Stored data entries
◇ ◇ ◇ ◇ ◇

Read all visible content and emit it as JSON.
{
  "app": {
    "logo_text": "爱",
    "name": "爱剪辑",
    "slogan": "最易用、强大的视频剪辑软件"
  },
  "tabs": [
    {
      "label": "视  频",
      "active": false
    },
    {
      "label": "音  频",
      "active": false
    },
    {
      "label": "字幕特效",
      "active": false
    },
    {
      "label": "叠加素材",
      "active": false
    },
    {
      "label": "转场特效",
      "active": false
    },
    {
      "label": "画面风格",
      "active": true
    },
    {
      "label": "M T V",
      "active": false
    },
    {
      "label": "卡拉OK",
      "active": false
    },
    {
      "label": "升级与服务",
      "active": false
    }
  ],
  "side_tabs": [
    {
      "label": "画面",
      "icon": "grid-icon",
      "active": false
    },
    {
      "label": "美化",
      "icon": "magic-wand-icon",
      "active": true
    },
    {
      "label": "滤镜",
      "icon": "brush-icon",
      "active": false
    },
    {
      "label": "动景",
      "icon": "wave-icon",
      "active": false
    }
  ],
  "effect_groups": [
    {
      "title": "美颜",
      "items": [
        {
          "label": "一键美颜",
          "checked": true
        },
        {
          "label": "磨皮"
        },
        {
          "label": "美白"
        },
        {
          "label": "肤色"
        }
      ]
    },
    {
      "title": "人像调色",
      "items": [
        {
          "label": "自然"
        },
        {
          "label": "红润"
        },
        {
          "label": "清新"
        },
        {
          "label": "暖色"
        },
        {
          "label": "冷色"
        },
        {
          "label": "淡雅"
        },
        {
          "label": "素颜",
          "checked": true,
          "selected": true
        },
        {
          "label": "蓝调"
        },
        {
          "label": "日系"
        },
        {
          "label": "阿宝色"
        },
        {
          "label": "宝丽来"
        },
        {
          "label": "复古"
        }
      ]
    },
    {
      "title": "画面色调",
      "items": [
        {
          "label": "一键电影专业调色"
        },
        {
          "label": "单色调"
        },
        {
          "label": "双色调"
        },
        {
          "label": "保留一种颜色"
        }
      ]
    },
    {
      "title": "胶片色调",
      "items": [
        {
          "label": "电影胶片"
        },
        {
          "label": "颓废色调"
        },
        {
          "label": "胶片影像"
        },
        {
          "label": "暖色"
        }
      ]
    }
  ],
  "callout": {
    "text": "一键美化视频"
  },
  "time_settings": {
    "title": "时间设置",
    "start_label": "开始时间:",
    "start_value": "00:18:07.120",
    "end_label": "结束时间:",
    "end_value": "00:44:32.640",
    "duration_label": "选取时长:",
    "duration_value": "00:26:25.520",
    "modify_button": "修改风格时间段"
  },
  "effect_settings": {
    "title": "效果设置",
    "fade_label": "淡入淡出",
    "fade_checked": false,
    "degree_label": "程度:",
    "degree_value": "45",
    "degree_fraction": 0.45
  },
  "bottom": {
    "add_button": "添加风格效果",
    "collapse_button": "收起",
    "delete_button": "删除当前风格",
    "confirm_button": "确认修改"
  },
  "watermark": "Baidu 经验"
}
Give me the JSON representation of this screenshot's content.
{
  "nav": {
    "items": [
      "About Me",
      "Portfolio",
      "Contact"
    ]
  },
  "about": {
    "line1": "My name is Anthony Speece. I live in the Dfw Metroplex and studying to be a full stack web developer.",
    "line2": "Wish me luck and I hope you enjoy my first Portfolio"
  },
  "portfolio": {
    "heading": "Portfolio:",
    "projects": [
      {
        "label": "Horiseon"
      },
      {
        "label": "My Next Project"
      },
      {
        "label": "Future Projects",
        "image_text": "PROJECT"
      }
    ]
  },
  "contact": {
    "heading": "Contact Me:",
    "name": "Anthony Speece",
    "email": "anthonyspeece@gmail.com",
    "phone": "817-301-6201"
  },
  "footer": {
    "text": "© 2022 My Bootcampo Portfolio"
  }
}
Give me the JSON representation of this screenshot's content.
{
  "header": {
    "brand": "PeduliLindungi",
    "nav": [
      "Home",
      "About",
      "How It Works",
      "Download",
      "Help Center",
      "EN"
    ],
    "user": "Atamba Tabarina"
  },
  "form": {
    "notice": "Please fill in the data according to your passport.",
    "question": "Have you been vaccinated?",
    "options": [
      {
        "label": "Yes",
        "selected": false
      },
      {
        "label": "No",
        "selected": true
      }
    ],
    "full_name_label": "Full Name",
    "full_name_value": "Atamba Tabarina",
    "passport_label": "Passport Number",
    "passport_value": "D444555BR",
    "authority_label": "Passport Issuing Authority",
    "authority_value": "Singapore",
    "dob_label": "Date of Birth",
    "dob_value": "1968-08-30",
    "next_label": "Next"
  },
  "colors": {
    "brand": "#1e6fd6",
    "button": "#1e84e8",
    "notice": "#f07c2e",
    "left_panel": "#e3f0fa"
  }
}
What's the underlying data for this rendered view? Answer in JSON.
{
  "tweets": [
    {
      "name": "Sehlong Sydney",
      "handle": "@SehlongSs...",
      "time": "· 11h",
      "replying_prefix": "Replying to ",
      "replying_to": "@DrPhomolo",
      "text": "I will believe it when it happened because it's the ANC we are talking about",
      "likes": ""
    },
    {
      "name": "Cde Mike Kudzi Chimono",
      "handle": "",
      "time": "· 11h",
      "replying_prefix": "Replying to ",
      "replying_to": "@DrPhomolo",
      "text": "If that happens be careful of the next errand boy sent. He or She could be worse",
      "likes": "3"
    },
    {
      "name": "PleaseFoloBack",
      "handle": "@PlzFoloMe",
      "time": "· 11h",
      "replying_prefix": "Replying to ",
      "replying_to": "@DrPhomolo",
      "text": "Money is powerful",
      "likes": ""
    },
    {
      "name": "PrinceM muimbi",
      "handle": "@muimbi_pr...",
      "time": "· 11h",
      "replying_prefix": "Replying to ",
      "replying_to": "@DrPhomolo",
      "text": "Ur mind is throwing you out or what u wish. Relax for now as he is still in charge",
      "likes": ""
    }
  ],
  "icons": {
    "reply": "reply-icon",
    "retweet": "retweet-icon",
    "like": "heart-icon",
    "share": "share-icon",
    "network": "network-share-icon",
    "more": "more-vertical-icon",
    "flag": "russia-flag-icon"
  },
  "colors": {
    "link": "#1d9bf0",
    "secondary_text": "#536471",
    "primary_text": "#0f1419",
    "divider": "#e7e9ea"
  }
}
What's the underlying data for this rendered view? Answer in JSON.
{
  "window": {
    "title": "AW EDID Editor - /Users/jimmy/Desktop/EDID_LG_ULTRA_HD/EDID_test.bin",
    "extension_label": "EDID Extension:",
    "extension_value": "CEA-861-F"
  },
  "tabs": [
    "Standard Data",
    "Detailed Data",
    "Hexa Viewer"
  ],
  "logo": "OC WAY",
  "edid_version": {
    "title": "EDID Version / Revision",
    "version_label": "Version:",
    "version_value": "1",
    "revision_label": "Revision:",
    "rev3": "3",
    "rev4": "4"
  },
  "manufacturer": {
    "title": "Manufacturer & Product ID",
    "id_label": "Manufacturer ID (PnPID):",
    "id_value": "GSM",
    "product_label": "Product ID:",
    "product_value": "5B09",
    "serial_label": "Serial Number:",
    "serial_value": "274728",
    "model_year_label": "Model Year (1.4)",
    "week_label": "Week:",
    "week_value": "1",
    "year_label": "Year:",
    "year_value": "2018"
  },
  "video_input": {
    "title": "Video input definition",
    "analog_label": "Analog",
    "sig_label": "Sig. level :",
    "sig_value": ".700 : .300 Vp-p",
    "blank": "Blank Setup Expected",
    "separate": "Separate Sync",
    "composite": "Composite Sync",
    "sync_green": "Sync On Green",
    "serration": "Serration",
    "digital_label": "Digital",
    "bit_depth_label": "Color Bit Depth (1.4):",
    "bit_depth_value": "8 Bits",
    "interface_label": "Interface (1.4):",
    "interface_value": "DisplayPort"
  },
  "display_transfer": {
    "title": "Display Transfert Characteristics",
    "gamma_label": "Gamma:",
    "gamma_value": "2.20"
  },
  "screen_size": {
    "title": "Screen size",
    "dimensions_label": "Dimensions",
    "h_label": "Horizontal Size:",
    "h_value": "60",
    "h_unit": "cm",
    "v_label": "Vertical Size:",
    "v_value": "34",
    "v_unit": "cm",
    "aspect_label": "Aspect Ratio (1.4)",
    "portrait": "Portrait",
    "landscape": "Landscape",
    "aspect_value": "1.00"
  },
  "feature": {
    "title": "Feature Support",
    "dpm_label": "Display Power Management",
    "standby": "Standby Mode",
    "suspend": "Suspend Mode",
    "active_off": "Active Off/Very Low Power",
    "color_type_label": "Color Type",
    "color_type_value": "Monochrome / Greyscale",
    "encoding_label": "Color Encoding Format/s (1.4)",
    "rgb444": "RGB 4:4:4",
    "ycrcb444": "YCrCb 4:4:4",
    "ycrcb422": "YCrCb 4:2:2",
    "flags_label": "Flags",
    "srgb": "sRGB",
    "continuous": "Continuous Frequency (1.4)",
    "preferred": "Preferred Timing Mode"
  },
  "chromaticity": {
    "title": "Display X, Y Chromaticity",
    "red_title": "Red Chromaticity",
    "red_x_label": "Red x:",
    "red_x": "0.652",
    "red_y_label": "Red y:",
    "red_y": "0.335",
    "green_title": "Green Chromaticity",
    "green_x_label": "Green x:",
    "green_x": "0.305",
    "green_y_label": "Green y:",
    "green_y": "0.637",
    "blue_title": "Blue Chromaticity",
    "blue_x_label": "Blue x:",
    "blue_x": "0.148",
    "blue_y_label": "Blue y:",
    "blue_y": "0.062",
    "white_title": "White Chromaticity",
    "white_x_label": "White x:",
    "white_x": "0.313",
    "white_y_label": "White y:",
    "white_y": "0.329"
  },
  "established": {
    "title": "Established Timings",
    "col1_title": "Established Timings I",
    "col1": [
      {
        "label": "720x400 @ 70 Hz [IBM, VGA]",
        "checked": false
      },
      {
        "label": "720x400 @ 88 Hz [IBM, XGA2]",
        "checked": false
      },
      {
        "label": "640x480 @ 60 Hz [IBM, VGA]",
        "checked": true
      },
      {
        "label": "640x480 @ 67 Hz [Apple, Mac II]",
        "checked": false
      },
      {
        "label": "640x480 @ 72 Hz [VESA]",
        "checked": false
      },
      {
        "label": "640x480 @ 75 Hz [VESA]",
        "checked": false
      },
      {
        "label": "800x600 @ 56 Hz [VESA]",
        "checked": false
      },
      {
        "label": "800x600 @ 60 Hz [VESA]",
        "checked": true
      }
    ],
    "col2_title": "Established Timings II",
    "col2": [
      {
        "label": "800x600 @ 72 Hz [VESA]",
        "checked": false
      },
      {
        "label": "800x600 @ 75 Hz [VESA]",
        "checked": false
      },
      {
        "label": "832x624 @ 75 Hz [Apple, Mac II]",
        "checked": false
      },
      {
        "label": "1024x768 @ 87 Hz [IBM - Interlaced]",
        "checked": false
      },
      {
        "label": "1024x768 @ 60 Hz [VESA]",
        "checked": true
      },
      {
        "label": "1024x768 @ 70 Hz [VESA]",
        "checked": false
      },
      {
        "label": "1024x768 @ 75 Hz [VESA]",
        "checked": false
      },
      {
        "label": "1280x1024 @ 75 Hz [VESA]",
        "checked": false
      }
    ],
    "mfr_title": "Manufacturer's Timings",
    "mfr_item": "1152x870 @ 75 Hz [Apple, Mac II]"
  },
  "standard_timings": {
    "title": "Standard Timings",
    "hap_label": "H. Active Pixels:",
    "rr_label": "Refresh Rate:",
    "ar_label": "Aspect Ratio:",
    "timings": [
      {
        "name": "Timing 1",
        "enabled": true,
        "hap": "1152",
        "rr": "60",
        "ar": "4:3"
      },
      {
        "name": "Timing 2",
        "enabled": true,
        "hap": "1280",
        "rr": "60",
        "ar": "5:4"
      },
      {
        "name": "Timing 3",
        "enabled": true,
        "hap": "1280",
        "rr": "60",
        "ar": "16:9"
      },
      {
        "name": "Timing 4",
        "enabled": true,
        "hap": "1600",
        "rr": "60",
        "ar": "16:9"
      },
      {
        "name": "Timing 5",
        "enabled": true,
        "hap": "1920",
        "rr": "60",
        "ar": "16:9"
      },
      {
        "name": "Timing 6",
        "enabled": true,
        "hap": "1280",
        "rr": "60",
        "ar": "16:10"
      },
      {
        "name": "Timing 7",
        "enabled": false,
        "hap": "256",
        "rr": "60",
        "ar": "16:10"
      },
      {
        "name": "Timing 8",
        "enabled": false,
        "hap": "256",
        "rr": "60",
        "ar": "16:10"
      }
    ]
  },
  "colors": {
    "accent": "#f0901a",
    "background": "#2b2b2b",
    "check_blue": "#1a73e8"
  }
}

◇ ◇ ◇ ◇ ◇

- [Aim of the task] Pick out every line of the listing containing the word "Sync", and show those lines.

- [Solution to this exercise]
    "separate": "Separate Sync",
    "composite": "Composite Sync",
    "sync_green": "Sync On Green",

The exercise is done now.